Below are entries. Pull out all lines containing "cancer".

DATASET EXCERPTS -
■ ■ ■ ■

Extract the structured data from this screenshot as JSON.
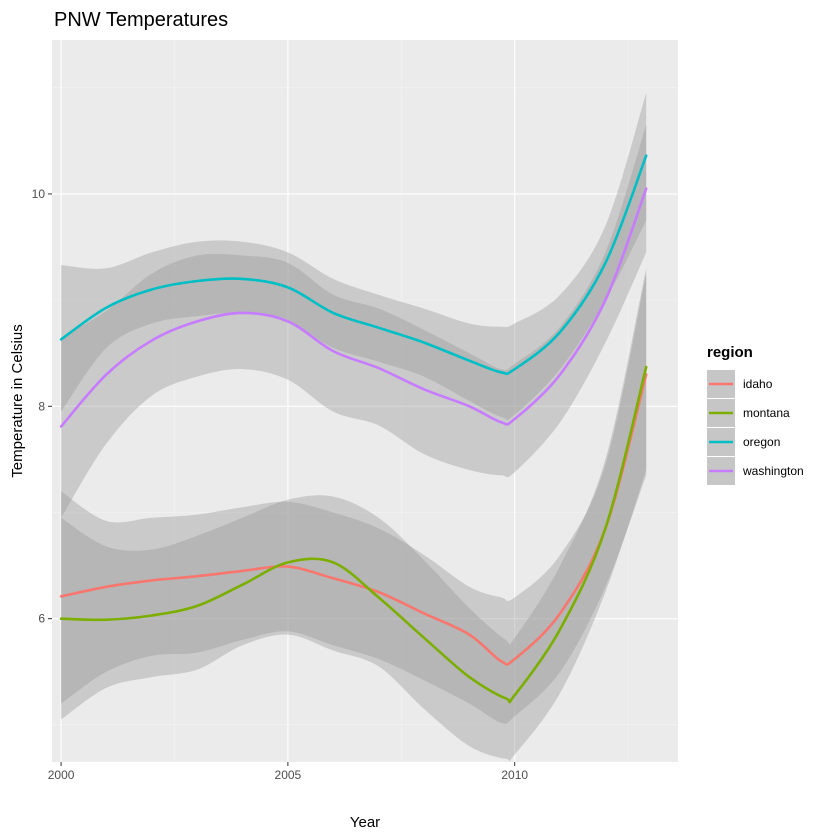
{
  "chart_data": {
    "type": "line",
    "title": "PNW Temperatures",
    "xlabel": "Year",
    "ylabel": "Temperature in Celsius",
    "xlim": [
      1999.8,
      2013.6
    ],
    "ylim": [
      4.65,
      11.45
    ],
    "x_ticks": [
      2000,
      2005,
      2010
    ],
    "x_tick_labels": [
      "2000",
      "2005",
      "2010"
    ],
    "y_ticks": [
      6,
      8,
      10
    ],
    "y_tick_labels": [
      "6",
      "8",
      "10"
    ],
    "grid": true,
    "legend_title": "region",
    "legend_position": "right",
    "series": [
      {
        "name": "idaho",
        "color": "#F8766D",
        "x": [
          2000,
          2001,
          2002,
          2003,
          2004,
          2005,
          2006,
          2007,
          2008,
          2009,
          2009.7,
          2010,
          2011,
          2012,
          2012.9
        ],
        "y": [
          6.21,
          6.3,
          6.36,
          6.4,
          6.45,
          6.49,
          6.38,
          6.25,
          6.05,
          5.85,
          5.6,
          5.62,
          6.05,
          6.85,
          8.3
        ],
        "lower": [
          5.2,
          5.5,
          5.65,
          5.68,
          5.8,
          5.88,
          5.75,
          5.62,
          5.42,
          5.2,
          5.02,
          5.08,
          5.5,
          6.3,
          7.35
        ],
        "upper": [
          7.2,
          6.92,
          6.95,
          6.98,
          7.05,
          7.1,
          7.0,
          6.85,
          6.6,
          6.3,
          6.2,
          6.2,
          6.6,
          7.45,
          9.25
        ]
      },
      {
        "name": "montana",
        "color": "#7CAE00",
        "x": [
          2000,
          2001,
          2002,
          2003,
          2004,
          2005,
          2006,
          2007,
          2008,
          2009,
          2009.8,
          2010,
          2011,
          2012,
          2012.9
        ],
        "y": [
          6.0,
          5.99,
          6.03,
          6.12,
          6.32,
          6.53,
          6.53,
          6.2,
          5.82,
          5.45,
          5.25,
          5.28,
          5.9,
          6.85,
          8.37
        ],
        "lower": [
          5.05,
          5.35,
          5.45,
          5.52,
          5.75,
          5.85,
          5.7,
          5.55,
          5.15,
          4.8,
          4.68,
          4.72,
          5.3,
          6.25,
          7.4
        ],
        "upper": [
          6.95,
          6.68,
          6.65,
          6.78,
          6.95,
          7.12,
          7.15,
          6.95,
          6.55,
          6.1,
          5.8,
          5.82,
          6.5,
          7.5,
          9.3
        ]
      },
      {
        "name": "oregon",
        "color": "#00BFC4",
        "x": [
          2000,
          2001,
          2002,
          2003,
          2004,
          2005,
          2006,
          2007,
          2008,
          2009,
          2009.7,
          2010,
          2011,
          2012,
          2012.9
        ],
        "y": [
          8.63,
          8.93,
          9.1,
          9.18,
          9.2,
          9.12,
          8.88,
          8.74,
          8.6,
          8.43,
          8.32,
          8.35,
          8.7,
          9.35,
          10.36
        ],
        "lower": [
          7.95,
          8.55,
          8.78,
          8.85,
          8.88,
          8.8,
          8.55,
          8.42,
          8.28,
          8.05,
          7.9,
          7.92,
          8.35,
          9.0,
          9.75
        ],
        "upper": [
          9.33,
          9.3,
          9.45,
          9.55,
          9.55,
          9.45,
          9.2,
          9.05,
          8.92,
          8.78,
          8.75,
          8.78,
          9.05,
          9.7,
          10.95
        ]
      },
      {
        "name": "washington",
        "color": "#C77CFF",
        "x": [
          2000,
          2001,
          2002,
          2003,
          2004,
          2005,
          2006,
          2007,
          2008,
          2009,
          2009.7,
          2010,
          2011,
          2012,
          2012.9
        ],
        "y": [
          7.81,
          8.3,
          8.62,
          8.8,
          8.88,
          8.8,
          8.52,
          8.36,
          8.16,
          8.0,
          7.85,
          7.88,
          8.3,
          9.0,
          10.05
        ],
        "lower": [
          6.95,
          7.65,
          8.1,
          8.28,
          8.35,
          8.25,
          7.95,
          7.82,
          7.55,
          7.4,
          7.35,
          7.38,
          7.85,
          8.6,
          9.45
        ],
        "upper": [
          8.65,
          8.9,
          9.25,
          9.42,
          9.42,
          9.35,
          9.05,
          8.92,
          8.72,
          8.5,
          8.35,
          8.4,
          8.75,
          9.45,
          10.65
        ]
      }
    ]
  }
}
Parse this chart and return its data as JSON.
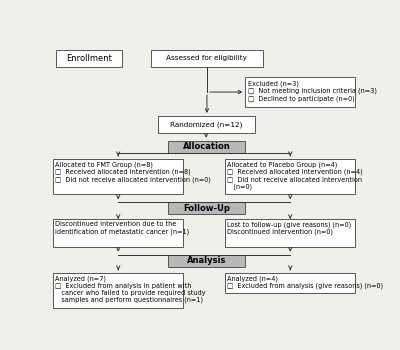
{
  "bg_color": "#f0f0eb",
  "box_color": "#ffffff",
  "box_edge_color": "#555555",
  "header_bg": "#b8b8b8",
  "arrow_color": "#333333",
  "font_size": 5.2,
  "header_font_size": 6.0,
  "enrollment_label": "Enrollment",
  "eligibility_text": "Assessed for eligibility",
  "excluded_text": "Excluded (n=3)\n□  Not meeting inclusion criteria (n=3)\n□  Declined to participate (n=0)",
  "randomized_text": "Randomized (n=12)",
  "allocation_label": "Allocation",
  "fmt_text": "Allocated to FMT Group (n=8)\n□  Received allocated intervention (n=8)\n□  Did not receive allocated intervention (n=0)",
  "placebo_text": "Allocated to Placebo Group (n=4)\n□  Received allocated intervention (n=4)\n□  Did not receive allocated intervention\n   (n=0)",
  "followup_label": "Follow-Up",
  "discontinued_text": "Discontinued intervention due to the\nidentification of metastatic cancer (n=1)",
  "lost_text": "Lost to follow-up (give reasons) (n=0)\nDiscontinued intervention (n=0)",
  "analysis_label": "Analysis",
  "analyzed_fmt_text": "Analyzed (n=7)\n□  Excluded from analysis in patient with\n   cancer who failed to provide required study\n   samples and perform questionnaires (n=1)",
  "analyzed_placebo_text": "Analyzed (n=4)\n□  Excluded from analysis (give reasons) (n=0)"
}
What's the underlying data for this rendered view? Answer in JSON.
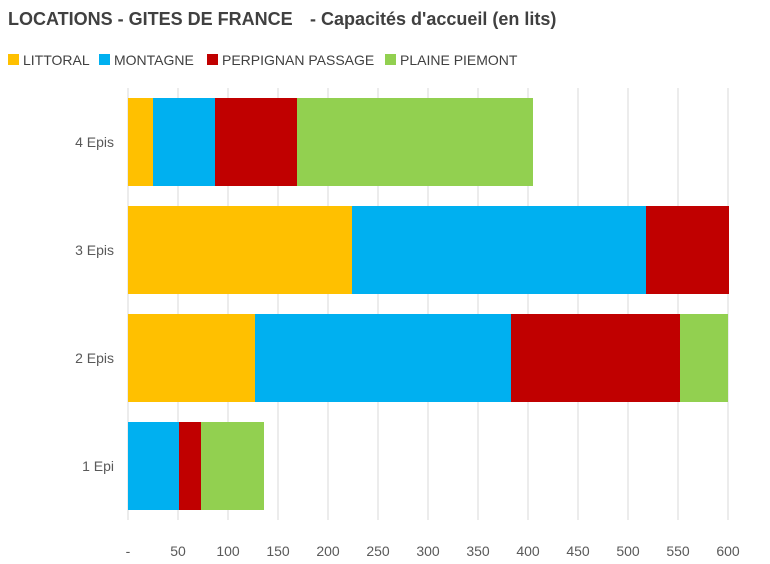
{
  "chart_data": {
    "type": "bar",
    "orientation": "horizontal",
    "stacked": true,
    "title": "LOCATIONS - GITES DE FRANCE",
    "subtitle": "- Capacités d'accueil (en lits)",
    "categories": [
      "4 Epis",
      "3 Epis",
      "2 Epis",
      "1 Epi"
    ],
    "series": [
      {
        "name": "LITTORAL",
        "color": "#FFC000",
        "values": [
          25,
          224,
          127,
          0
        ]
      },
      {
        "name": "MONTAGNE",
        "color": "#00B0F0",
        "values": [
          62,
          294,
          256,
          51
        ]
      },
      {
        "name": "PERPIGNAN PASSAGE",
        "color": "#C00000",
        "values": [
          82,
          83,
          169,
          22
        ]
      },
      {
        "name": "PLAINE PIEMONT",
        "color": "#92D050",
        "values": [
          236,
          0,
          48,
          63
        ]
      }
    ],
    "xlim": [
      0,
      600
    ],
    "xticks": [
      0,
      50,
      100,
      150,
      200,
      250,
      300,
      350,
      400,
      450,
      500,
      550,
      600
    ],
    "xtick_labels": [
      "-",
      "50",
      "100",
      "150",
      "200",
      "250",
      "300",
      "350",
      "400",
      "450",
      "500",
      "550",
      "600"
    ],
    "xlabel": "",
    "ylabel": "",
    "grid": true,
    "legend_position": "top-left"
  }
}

■ ■ ■ ■

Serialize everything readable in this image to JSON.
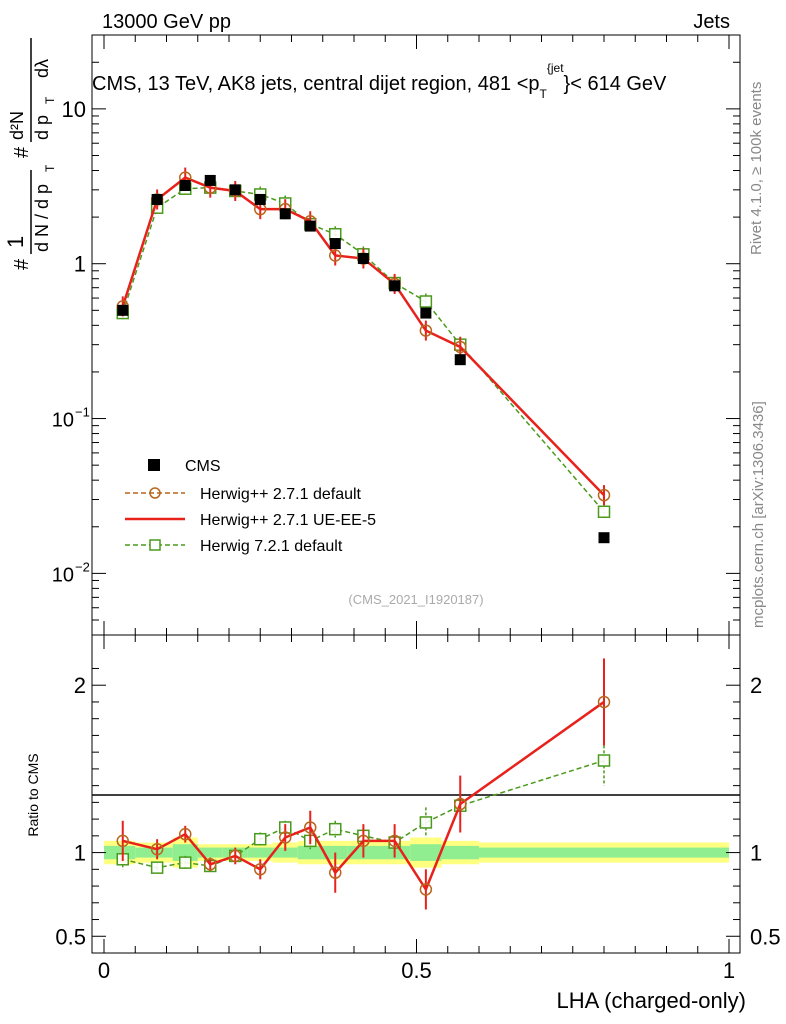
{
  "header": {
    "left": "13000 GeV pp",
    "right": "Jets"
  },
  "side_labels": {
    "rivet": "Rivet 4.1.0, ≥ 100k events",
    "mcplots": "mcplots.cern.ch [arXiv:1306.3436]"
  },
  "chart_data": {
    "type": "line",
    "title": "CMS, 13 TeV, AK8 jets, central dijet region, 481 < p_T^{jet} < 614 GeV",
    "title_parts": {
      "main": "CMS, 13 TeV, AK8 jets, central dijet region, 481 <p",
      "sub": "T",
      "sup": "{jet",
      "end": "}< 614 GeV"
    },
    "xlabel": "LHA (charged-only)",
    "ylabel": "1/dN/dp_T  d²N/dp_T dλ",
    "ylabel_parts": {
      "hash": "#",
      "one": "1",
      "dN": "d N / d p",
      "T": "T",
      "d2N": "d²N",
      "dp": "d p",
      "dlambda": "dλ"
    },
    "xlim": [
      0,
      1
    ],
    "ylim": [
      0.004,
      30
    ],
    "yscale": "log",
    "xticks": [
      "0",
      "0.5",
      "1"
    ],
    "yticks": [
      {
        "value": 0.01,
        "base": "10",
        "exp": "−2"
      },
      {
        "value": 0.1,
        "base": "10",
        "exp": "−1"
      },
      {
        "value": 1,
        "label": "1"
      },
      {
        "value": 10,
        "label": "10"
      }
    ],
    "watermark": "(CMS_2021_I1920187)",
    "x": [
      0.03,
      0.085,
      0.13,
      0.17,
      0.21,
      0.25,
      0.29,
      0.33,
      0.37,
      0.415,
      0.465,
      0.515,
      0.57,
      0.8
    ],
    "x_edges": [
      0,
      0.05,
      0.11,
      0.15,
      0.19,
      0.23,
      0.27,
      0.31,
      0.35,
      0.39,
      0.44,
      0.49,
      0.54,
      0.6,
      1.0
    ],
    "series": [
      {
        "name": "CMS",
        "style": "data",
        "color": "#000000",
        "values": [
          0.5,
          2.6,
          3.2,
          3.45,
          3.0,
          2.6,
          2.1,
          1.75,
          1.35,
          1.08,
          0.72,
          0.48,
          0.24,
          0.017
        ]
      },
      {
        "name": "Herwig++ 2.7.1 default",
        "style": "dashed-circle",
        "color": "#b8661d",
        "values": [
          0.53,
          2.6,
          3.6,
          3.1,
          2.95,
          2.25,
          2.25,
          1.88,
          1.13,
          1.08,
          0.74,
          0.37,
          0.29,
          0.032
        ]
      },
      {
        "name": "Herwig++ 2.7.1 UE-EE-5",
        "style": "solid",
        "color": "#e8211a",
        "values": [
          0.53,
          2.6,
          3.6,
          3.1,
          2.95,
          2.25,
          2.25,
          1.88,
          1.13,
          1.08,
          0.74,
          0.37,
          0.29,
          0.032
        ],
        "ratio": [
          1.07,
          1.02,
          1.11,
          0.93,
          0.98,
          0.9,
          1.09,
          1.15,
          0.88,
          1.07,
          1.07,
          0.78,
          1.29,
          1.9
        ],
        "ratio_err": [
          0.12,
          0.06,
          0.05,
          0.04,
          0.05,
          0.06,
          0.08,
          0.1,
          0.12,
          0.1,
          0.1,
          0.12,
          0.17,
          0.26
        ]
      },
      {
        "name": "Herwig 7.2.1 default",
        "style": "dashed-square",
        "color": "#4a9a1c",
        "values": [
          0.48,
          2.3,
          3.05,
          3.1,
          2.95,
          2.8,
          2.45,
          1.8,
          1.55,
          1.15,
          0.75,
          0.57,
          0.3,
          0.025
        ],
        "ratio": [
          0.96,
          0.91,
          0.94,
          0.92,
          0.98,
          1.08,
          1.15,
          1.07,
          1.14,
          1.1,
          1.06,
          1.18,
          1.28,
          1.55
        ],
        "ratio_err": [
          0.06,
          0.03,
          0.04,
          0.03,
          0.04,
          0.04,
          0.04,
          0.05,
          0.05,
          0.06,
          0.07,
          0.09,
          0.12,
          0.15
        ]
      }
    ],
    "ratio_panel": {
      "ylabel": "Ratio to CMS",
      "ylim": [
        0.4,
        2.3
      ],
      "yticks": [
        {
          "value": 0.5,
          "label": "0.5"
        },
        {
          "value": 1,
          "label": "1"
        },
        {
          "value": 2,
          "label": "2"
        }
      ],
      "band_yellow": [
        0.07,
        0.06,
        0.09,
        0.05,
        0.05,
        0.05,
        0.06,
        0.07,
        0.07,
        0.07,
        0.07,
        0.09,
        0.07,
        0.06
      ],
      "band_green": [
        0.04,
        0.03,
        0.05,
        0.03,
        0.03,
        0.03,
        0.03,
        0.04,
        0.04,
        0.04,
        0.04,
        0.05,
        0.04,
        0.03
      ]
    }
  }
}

■ ■ ■ ■

CORRECT RESPONSE -
  "discontinued_text": "Discontinued intervention due to the\nidentification of metastatic cancer (n=1)",
  "analyzed_fmt_text": "Analyzed (n=7)\n□  Excluded from analysis in patient with\n   cancer who failed to provide required study\n   samples and perform questionnaires (n=1)",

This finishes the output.